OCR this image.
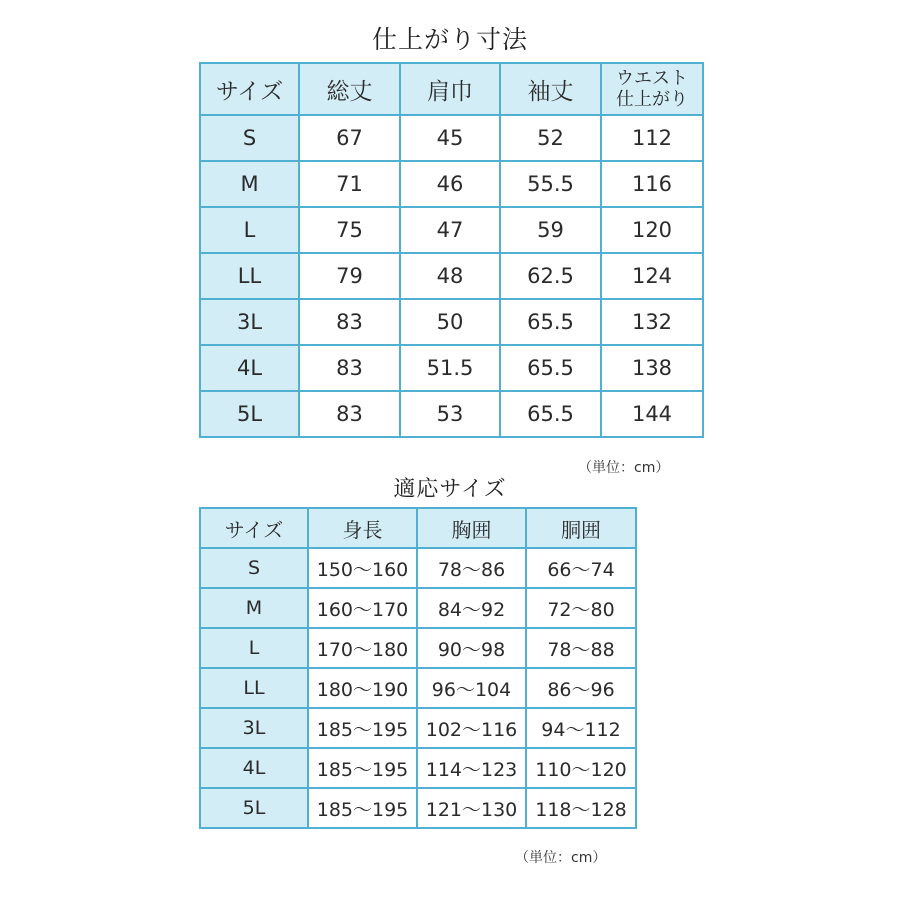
仕上がり寸法
サイズ	総丈	肩巾	袖丈	ウエスト
仕上がり
S	67	45	52	112
M	71	46	55.5	116
L	75	47	59	120
LL	79	48	62.5	124
3L	83	50	65.5	132
4L	83	51.5	65.5	138
5L	83	53	65.5	144
（単位：cm）
適応サイズ
サイズ	身長	胸囲	胴囲
S	150～160	78～86	66～74
M	160～170	84～92	72～80
L	170～180	90～98	78～88
LL	180～190	96～104	86～96
3L	185～195	102～116	94～112
4L	185～195	114～123	110～120
5L	185～195	121～130	118～128
（単位：cm）
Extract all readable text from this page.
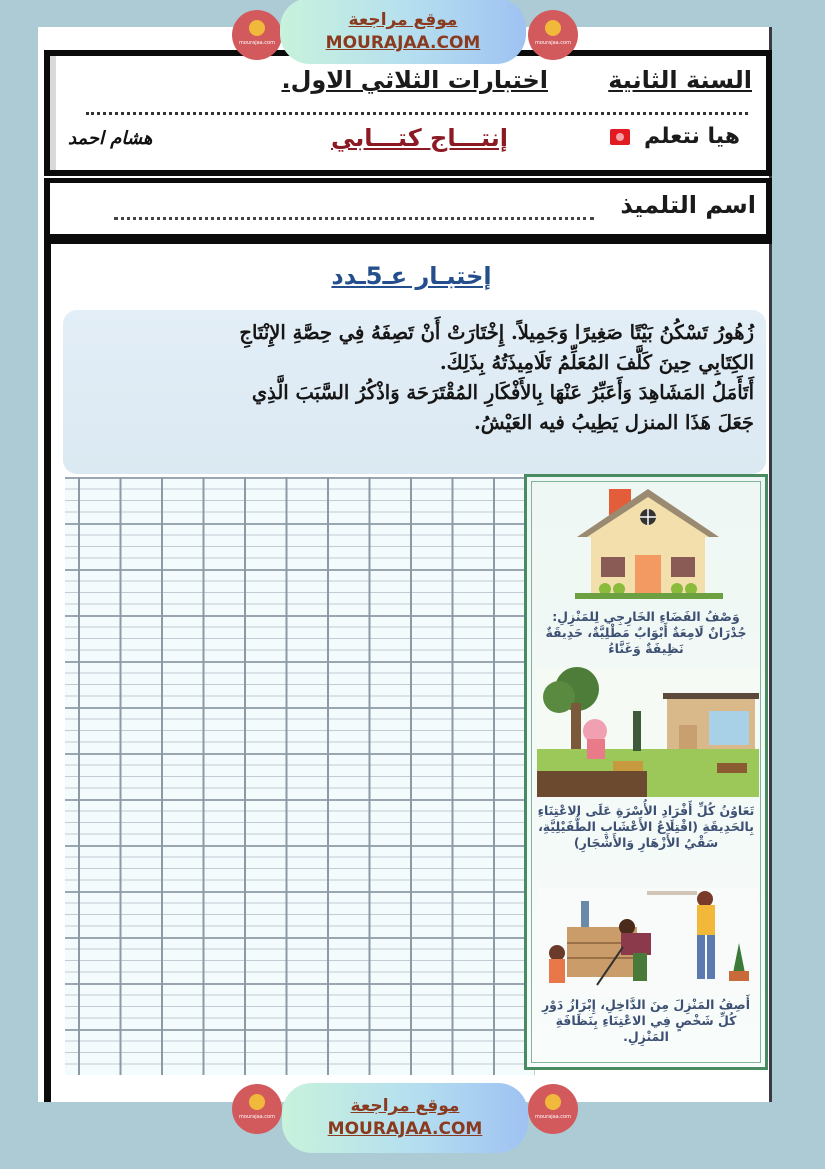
السنة الثانية
اختبارات الثلاثي الاول.
هيا نتعلم
إنتـــاج كتـــابي
هشام احمد
اسم التلميذ
إختبـار عـ5ـدد

زُهُورُ تَسْكُنُ بَيْتًا صَغِيرًا وَجَمِيلاً. إِخْتَارَتْ أَنْ تَصِفَهُ فِي حِصَّةِ الإِنْتَاجِ

الكِتَابِي حِينَ كَلَّفَ المُعَلِّمُ تَلَامِيذَتُهُ بِذَلِكَ.

أَتَأَمَلُ المَشَاهِدَ وَأَعَبِّرُ عَنْهَا بِالأَفْكَارِ المُقْتَرَحَة وَاذْكُرُ السَّبَبَ الَّذِي

جَعَلَ هَذَا المنزل يَطِيبُ فيه العَيْشُ.

وَصْفُ الفَضَاءِ الخَارِجِي لِلمَنْزِلِ: جُدْرَانٌ لَامِعَةٌ أَبْوَابٌ مَطْلِيَّةٌ، حَدِيقَةٌ نَظِيفَةٌ وَغَنَّاءُ
تَعَاوُنُ كُلِّ أَفْرَادِ الأُسْرَةِ عَلَى الاعْتِنَاءِ بِالحَدِيقَةِ (اقْتِلَاعُ الأَعْشَابِ الطُّفَيْلِيَّةِ، سَقْيُ الأَزْهَارِ وَالأَشْجَارِ)
أَصِفُ المَنْزِلَ مِنَ الدَّاخِلِ، إِبْرَازُ دَوْرِ كُلِّ شَخْصٍ فِي الاعْتِنَاءِ بِنَظَافَةِ المَنْزِلِ.
mourajaa.com
موقع مراجعة
MOURAJAA.COM	mourajaa.com
mourajaa.com
موقع مراجعة
MOURAJAA.COM
mourajaa.com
# # # # #
### [GIVEN TASK]
Omit pictures; set down the rest of the material word for word.

### [TASK SOLUTION]
OCR this image.
仕上がり寸法
サイズ	総丈	肩巾	袖丈	ウエスト
仕上がり
S	67	45	52	112
M	71	46	55.5	116
L	75	47	59	120
LL	79	48	62.5	124
3L	83	50	65.5	132
4L	83	51.5	65.5	138
5L	83	53	65.5	144
（単位：cm）
適応サイズ
サイズ	身長	胸囲	胴囲
S	150～160	78～86	66～74
M	160～170	84～92	72～80
L	170～180	90～98	78～88
LL	180～190	96～104	86～96
3L	185～195	102～116	94～112
4L	185～195	114～123	110～120
5L	185～195	121～130	118～128
（単位：cm）
Extract all readable text from this page.
السنة الثانية
اختبارات الثلاثي الاول.
هيا نتعلم
إنتـــاج كتـــابي
هشام احمد
اسم التلميذ
إختبـار عـ5ـدد

زُهُورُ تَسْكُنُ بَيْتًا صَغِيرًا وَجَمِيلاً. إِخْتَارَتْ أَنْ تَصِفَهُ فِي حِصَّةِ الإِنْتَاجِ

الكِتَابِي حِينَ كَلَّفَ المُعَلِّمُ تَلَامِيذَتُهُ بِذَلِكَ.

أَتَأَمَلُ المَشَاهِدَ وَأَعَبِّرُ عَنْهَا بِالأَفْكَارِ المُقْتَرَحَة وَاذْكُرُ السَّبَبَ الَّذِي

جَعَلَ هَذَا المنزل يَطِيبُ فيه العَيْشُ.

وَصْفُ الفَضَاءِ الخَارِجِي لِلمَنْزِلِ: جُدْرَانٌ لَامِعَةٌ أَبْوَابٌ مَطْلِيَّةٌ، حَدِيقَةٌ نَظِيفَةٌ وَغَنَّاءُ
تَعَاوُنُ كُلِّ أَفْرَادِ الأُسْرَةِ عَلَى الاعْتِنَاءِ بِالحَدِيقَةِ (اقْتِلَاعُ الأَعْشَابِ الطُّفَيْلِيَّةِ، سَقْيُ الأَزْهَارِ وَالأَشْجَارِ)
أَصِفُ المَنْزِلَ مِنَ الدَّاخِلِ، إِبْرَازُ دَوْرِ كُلِّ شَخْصٍ فِي الاعْتِنَاءِ بِنَظَافَةِ المَنْزِلِ.
mourajaa.com
موقع مراجعة
MOURAJAA.COM	mourajaa.com
mourajaa.com
موقع مراجعة
MOURAJAA.COM
mourajaa.com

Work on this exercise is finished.